----- Record extracts -----
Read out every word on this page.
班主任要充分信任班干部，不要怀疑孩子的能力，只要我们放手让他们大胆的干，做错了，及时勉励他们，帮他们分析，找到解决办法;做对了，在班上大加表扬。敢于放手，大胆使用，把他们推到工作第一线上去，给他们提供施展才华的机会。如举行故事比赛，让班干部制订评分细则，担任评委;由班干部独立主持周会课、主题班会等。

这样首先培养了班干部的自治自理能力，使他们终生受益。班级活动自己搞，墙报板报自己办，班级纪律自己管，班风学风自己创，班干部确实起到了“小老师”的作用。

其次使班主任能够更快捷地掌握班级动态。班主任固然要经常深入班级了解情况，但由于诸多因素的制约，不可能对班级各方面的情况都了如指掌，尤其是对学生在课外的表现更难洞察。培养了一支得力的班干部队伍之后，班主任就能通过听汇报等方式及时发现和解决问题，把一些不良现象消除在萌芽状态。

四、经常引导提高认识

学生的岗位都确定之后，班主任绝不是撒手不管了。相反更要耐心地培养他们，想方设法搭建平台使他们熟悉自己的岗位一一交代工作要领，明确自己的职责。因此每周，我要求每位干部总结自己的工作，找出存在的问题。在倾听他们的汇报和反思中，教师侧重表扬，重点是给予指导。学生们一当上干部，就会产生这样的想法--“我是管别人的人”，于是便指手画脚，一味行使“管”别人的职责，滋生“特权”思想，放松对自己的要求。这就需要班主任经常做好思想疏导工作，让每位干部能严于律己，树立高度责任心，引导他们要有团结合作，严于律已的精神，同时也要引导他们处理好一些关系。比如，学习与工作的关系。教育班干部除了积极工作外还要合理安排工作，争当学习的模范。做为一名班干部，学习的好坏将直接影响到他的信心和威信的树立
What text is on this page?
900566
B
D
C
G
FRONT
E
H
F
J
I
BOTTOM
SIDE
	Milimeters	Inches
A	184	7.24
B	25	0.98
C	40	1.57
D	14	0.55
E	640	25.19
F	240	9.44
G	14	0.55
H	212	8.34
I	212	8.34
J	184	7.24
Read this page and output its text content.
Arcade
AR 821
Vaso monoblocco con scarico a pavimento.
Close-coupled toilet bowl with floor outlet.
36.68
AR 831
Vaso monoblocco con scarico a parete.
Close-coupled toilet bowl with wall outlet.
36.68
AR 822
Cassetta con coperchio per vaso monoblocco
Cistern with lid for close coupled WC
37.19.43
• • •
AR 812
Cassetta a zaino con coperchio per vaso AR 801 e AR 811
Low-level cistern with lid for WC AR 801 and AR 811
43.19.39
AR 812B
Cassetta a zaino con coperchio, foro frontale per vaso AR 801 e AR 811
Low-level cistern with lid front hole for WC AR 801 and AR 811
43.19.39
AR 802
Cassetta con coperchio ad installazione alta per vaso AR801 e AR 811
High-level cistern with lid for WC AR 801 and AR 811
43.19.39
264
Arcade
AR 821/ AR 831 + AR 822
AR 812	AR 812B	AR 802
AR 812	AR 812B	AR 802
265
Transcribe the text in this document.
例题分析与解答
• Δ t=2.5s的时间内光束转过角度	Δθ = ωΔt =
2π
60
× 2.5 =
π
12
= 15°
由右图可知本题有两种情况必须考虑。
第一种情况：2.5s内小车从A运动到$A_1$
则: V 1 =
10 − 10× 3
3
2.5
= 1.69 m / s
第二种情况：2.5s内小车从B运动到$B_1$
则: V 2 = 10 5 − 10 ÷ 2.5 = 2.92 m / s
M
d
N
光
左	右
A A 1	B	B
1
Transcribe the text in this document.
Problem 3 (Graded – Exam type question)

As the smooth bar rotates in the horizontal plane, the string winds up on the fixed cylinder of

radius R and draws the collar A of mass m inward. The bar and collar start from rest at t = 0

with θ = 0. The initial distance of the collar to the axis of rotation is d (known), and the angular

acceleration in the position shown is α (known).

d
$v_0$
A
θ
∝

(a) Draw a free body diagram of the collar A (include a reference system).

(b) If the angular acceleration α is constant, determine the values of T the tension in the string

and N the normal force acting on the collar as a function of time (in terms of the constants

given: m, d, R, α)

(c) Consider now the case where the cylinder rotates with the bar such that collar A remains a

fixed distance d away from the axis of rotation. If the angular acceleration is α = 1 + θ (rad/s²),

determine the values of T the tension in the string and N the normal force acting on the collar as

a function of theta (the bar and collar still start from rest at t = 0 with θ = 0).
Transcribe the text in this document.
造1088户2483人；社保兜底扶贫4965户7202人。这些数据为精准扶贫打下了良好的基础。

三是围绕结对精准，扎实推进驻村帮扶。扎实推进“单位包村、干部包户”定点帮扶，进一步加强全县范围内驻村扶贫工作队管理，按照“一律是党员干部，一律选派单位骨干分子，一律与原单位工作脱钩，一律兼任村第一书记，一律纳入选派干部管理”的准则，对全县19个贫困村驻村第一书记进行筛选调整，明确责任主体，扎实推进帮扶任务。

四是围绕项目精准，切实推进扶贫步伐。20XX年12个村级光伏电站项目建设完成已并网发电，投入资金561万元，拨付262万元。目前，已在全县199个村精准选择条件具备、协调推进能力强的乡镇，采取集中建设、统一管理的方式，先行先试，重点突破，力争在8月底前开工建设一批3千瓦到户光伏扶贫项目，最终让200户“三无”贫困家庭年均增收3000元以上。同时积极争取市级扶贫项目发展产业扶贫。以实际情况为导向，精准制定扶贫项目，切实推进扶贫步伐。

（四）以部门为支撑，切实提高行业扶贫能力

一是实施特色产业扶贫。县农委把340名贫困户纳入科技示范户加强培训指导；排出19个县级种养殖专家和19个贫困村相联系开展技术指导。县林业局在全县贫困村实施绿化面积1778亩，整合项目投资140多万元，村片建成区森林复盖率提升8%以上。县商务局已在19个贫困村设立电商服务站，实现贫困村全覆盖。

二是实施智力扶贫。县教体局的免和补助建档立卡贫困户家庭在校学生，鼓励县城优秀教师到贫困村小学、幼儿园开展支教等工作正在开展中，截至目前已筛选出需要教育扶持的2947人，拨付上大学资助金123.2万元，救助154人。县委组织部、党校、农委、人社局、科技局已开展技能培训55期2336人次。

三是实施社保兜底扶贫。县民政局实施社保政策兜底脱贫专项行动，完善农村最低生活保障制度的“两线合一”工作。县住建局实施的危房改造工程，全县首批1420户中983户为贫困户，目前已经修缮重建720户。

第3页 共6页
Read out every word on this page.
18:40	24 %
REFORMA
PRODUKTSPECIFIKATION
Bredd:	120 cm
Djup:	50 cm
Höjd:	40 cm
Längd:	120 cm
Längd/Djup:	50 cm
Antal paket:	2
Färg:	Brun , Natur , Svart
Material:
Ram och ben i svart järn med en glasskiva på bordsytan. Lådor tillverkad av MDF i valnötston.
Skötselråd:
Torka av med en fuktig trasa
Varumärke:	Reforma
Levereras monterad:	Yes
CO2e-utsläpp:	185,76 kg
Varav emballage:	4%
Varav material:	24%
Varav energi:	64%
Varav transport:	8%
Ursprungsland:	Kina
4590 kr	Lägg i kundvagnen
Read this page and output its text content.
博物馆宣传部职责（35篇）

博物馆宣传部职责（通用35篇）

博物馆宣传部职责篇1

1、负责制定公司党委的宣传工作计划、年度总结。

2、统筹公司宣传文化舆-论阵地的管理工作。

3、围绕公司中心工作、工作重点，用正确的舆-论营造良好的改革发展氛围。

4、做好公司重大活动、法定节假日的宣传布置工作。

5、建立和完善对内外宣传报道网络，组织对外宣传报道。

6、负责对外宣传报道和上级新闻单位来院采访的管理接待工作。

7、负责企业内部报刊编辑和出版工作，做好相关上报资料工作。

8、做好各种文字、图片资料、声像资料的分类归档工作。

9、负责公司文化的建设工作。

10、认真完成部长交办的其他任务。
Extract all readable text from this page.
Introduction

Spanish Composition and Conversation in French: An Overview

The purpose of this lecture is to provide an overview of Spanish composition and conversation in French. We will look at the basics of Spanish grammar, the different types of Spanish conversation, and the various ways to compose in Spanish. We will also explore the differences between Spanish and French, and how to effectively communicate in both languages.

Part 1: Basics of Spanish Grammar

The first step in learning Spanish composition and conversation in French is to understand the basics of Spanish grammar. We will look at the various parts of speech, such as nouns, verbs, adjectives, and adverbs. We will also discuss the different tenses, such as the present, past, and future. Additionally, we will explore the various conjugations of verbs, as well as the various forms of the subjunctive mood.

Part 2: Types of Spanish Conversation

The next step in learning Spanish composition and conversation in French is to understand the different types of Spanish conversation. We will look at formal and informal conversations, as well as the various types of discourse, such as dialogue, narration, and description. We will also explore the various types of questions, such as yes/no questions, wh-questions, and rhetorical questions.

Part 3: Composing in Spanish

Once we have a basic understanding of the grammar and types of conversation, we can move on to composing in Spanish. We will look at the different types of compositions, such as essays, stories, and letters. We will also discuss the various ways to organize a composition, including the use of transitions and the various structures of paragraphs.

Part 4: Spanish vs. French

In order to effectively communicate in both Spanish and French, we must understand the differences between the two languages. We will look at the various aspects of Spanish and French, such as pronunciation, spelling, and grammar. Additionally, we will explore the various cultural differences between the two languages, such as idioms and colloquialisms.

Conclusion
-----
**Challenge**
Report all lines of the material that contain the word "values".

**Response to the task**
(b) If the angular acceleration α is constant, determine the values of T the tension in the string
determine the values of T the tension in the string and N the normal force acting on the collar as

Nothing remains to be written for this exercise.